Copy each line in the data that includes the word "cascade".

(Figure dataset records)
==*==

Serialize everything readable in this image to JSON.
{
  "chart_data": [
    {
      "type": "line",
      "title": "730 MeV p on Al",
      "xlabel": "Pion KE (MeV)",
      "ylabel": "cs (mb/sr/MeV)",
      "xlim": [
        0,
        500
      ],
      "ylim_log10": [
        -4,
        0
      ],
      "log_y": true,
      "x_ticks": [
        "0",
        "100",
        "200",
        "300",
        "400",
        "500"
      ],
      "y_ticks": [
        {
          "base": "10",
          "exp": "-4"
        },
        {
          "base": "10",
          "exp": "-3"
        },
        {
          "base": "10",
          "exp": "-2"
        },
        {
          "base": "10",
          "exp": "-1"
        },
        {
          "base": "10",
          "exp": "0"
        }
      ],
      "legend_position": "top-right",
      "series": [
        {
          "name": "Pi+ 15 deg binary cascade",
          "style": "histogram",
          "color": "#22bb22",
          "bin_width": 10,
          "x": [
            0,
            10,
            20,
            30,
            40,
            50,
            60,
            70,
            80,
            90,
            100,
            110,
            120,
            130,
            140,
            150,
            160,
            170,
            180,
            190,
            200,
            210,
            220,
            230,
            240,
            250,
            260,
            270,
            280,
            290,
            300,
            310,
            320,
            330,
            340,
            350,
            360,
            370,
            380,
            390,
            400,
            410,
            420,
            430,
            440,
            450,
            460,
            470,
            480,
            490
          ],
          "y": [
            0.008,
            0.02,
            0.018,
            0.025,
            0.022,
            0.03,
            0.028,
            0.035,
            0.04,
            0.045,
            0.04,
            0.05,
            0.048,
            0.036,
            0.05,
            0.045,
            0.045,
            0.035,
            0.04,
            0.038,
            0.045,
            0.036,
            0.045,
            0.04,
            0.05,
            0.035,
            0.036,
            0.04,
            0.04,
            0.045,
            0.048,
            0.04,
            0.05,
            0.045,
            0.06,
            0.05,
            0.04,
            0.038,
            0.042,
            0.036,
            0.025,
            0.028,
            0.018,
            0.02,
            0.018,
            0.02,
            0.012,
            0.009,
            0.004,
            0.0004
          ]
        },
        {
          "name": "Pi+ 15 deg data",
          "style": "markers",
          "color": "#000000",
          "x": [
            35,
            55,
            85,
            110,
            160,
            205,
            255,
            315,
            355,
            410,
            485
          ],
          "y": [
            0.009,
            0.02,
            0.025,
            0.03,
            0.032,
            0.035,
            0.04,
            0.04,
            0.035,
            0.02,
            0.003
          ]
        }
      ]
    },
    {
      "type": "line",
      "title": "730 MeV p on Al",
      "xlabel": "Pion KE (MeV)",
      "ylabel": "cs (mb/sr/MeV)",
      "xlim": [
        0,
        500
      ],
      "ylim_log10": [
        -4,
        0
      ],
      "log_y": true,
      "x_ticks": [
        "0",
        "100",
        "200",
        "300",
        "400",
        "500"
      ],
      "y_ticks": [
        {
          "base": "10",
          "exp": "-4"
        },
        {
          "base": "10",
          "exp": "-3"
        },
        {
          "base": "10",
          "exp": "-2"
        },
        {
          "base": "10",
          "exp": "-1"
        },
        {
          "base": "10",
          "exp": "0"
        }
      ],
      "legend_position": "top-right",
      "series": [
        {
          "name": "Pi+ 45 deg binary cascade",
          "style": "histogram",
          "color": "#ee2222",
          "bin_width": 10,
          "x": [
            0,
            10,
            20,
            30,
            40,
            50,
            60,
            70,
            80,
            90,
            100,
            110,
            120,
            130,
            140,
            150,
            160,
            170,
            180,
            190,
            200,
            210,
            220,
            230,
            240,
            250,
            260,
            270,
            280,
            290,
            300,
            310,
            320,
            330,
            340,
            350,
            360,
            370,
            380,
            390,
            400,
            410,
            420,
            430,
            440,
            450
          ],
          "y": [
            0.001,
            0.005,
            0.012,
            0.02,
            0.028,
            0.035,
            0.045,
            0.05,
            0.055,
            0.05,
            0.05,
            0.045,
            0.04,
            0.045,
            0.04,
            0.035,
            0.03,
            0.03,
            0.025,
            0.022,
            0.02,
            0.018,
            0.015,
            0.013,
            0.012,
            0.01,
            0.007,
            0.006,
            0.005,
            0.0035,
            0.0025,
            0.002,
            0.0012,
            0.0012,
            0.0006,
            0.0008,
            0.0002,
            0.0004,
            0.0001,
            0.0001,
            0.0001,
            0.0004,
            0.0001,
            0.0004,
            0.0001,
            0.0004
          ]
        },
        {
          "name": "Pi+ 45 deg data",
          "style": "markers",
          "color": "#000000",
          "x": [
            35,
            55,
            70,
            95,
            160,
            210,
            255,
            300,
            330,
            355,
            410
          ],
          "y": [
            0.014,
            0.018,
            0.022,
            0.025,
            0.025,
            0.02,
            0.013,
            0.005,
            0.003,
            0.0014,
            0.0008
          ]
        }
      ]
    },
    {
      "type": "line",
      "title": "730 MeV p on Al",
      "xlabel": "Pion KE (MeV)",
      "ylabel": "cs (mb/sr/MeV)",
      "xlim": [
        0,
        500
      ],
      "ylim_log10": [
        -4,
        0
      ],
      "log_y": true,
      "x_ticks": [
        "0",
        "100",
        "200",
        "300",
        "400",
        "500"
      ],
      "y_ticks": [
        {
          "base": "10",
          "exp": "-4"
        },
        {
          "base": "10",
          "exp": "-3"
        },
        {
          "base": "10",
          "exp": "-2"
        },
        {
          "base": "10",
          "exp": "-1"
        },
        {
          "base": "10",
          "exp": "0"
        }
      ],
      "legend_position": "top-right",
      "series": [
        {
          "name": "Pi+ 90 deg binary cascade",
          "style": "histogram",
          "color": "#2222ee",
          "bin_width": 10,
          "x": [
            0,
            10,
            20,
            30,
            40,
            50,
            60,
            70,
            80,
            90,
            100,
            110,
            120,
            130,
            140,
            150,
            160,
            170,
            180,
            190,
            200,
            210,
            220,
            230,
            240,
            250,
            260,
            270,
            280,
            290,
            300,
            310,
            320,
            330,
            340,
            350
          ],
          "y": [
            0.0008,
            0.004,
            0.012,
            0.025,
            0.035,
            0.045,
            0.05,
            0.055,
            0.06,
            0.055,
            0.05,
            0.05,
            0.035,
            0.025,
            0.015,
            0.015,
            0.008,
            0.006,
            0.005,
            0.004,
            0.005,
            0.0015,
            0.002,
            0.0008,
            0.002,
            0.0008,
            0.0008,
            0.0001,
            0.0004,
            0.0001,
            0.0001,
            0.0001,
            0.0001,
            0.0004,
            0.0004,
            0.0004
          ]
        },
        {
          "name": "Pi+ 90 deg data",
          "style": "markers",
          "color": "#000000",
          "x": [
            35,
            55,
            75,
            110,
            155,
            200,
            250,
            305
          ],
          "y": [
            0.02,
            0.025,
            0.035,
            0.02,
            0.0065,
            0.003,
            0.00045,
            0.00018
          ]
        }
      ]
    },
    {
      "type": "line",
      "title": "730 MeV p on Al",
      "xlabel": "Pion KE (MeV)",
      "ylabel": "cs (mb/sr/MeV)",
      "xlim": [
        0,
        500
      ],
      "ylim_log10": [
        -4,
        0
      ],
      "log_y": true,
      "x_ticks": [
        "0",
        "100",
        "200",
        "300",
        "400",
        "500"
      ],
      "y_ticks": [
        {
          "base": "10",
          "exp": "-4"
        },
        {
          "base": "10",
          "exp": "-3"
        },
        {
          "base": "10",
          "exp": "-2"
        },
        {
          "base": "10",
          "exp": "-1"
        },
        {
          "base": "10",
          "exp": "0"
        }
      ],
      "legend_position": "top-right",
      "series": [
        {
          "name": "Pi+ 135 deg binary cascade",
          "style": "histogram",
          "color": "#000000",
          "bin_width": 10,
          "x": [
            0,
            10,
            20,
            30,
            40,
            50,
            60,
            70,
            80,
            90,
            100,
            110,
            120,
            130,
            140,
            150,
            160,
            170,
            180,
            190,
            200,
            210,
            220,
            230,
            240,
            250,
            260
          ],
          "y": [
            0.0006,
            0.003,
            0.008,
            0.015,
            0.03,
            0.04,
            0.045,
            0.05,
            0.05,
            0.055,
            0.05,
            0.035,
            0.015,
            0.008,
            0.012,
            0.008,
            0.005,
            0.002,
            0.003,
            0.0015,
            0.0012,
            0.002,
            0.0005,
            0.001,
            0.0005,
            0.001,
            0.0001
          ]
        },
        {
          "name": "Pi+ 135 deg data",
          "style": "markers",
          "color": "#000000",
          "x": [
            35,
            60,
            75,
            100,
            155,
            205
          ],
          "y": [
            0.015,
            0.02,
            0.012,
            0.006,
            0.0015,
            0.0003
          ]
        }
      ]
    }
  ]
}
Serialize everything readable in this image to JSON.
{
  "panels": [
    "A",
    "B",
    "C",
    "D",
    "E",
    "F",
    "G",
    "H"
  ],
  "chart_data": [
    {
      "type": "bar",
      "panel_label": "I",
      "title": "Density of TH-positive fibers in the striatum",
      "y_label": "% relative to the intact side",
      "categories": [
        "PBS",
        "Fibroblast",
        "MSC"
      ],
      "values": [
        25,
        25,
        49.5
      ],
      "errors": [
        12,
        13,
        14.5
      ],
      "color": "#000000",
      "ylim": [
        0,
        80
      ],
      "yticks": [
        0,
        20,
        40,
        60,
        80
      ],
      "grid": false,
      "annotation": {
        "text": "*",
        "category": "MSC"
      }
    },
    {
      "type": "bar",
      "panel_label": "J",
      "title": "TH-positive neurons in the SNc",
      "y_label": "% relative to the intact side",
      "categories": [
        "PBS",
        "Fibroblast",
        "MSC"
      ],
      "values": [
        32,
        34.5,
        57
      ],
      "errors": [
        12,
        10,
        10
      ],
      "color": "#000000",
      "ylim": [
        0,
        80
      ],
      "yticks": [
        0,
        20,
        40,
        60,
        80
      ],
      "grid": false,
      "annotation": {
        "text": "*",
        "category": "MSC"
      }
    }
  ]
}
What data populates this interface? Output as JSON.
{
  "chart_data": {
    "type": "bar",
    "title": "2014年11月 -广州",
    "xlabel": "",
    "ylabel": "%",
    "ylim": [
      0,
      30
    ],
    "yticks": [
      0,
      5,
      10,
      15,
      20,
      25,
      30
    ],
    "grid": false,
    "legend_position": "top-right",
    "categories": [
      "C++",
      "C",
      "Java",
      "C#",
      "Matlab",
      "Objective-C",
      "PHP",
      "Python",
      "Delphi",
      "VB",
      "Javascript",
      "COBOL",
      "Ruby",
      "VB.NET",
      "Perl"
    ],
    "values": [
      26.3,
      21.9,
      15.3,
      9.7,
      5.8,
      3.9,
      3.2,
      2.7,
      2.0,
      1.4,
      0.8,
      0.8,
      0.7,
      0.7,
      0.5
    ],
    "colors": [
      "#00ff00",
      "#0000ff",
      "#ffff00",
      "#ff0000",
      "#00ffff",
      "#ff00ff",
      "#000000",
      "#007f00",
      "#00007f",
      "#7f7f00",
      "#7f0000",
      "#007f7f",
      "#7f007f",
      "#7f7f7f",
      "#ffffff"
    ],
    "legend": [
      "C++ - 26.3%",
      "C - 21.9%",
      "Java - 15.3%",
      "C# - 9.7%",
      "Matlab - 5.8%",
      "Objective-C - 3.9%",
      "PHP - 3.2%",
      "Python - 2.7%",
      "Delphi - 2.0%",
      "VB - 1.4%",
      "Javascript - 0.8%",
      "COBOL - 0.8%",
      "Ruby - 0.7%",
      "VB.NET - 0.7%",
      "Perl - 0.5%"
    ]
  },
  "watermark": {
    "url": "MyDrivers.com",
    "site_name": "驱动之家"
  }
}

==*==

## Right answer
          "name": "Pi+ 15 deg binary cascade",
          "name": "Pi+ 45 deg binary cascade",
          "name": "Pi+ 90 deg binary cascade",
          "name": "Pi+ 135 deg binary cascade",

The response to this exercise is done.